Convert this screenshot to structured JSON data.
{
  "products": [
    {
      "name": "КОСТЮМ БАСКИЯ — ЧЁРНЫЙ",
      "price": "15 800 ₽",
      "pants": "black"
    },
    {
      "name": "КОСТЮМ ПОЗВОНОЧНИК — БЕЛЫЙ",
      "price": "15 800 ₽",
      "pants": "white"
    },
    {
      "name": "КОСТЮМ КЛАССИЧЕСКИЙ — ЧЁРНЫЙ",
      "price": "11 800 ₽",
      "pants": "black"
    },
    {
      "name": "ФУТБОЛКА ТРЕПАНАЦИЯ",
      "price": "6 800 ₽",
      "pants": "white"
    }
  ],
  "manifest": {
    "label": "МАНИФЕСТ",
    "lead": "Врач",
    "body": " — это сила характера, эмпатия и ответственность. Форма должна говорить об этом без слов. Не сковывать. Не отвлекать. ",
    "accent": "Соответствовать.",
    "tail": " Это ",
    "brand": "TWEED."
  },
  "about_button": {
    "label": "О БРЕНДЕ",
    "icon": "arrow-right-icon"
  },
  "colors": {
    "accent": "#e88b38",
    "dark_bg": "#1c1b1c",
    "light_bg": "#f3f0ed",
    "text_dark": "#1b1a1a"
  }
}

* PROBLEM TO SOLVE *
Reply with nothing except the number of lines in the listing above that include the string "accent".

* WRITTEN ANSWER *
2